Problema planteado: Presenta como tabla Markdown la parte de los registros que va desde el comienzo hasta la línea que contiene "Bar [270,170,287,223]", ambos extremos incluidos, con las columnas Fila (número de orden) y Línea (su texto). Omite las líneas en blanco.

Registros de entrada:
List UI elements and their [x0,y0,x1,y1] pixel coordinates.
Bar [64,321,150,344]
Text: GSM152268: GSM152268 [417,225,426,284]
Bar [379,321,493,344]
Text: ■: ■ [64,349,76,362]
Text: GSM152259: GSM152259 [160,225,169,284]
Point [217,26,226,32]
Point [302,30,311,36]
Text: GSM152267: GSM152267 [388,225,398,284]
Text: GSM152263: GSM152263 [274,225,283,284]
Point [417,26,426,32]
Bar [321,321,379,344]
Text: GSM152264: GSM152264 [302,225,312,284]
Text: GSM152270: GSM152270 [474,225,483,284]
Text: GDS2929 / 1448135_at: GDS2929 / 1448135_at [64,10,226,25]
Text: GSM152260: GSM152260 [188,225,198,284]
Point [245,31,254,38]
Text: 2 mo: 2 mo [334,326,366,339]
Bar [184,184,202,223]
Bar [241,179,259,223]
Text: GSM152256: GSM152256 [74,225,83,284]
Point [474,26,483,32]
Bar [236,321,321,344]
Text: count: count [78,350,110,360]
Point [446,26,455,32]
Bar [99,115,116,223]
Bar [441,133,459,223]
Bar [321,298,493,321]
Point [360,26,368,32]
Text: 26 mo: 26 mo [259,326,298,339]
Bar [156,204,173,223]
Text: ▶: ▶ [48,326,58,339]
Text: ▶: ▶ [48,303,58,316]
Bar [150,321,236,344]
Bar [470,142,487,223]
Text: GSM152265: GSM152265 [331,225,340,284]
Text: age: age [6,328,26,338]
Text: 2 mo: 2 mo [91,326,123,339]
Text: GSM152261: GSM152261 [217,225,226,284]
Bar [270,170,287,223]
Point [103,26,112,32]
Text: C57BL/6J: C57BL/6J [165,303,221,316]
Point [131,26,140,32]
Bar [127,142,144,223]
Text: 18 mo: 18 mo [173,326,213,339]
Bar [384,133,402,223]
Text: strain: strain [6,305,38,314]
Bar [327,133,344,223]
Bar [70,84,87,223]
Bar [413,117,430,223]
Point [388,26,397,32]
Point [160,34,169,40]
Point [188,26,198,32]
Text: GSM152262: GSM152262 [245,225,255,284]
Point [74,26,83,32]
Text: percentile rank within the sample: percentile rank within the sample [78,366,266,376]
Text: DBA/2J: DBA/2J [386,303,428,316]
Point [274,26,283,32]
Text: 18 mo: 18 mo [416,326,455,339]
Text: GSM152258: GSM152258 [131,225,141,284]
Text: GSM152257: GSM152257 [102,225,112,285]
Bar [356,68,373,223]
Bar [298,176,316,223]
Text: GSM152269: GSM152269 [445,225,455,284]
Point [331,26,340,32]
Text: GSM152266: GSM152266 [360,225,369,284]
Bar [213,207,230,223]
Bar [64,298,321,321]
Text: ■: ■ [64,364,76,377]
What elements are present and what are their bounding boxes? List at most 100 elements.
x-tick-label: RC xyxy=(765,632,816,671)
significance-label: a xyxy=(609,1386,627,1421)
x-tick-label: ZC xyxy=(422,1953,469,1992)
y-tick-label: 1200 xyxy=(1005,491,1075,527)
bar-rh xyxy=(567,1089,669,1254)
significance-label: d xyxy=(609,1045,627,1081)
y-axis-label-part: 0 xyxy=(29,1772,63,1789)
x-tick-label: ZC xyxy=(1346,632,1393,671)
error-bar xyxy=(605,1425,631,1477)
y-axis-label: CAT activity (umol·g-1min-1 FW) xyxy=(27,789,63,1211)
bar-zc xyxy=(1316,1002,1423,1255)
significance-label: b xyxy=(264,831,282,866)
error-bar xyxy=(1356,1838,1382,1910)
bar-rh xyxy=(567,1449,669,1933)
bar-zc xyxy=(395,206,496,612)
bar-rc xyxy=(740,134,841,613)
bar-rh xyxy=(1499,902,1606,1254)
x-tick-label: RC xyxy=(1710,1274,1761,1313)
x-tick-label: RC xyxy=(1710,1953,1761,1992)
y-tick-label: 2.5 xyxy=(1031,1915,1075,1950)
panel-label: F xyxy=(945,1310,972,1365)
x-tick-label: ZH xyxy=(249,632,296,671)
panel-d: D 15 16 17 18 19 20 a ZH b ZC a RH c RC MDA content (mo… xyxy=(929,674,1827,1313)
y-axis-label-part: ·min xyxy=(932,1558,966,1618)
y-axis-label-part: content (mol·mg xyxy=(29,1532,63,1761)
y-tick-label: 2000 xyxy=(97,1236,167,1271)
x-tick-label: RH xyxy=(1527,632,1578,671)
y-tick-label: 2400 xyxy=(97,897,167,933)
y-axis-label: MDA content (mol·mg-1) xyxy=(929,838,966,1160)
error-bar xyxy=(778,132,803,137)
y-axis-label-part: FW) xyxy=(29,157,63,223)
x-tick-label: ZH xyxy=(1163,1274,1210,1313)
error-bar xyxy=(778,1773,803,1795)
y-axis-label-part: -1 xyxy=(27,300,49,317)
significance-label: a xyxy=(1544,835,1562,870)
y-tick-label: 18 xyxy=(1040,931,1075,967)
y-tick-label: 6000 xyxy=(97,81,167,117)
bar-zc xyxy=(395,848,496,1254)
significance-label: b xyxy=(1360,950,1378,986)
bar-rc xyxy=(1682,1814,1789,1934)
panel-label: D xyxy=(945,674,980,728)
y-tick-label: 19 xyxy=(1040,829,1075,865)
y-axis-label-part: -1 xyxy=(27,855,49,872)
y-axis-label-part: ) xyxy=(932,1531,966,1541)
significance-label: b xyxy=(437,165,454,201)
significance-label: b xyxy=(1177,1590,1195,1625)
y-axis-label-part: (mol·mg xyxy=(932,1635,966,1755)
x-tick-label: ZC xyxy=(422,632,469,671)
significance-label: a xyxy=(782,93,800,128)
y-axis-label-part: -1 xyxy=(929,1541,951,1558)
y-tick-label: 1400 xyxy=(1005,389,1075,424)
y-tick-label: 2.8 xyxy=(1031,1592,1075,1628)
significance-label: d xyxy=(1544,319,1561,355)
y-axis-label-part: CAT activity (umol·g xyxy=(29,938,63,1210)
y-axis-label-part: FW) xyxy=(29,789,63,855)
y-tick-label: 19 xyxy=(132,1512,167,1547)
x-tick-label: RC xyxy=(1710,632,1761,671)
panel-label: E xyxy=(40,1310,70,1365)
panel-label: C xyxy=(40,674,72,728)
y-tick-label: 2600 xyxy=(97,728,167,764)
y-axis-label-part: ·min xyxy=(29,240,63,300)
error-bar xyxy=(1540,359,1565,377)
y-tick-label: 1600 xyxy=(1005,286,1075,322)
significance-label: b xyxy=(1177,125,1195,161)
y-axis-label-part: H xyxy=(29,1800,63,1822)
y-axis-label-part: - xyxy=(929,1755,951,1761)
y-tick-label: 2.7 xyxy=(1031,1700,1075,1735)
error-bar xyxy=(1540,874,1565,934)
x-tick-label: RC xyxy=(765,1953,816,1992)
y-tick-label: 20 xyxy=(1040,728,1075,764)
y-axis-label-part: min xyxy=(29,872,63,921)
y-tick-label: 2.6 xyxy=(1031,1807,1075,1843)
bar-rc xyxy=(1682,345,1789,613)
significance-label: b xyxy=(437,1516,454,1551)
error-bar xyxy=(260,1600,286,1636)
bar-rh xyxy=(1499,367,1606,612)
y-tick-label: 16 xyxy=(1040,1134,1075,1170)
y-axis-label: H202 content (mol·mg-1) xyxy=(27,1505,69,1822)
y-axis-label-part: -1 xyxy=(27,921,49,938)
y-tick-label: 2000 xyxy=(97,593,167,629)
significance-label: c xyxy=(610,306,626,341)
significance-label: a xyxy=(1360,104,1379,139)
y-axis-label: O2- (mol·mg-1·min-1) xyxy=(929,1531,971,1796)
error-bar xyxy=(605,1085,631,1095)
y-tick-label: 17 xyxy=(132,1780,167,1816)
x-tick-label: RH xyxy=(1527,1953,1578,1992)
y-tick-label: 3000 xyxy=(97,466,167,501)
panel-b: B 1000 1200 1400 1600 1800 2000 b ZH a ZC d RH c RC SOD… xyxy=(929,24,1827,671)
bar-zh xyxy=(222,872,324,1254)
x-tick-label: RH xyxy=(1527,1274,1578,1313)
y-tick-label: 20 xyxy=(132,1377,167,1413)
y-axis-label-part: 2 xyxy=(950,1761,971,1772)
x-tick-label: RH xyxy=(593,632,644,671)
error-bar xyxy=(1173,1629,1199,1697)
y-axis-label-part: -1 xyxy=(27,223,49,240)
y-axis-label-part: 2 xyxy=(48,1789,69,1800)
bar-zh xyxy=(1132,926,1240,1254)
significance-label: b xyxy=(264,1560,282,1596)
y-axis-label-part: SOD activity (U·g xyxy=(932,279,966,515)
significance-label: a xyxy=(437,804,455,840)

Solución:
| Fila | Línea |
|---|---|
| 1 | List UI elements and their [x0,y0,x1,y1] pixel coordinates. |
| 2 | Bar [64,321,150,344] |
| 3 | Text: GSM152268: GSM152268 [417,225,426,284] |
| 4 | Bar [379,321,493,344] |
| 5 | Text: ■: ■ [64,349,76,362] |
| 6 | Text: GSM152259: GSM152259 [160,225,169,284] |
| 7 | Point [217,26,226,32] |
| 8 | Point [302,30,311,36] |
| 9 | Text: GSM152267: GSM152267 [388,225,398,284] |
| 10 | Text: GSM152263: GSM152263 [274,225,283,284] |
| 11 | Point [417,26,426,32] |
| 12 | Bar [321,321,379,344] |
| 13 | Text: GSM152264: GSM152264 [302,225,312,284] |
| 14 | Text: GSM152270: GSM152270 [474,225,483,284] |
| 15 | Text: GDS2929 / 1448135_at: GDS2929 / 1448135_at [64,10,226,25] |
| 16 | Text: GSM152260: GSM152260 [188,225,198,284] |
| 17 | Point [245,31,254,38] |
| 18 | Text: 2 mo: 2 mo [334,326,366,339] |
| 19 | Bar [184,184,202,223] |
| 20 | Bar [241,179,259,223] |
| 21 | Text: GSM152256: GSM152256 [74,225,83,284] |
| 22 | Point [474,26,483,32] |
| 23 | Bar [236,321,321,344] |
| 24 | Text: count: count [78,350,110,360] |
| 25 | Point [446,26,455,32] |
| 26 | Bar [99,115,116,223] |
| 27 | Bar [441,133,459,223] |
| 28 | Bar [321,298,493,321] |
| 29 | Point [360,26,368,32] |
| 30 | Text: 26 mo: 26 mo [259,326,298,339] |
| 31 | Bar [156,204,173,223] |
| 32 | Text: ▶: ▶ [48,326,58,339] |
| 33 | Text: ▶: ▶ [48,303,58,316] |
| 34 | Bar [150,321,236,344] |
| 35 | Bar [470,142,487,223] |
| 36 | Text: GSM152265: GSM152265 [331,225,340,284] |
| 37 | Text: age: age [6,328,26,338] |
| 38 | Text: 2 mo: 2 mo [91,326,123,339] |
| 39 | Text: GSM152261: GSM152261 [217,225,226,284] |
| 40 | Bar [270,170,287,223] |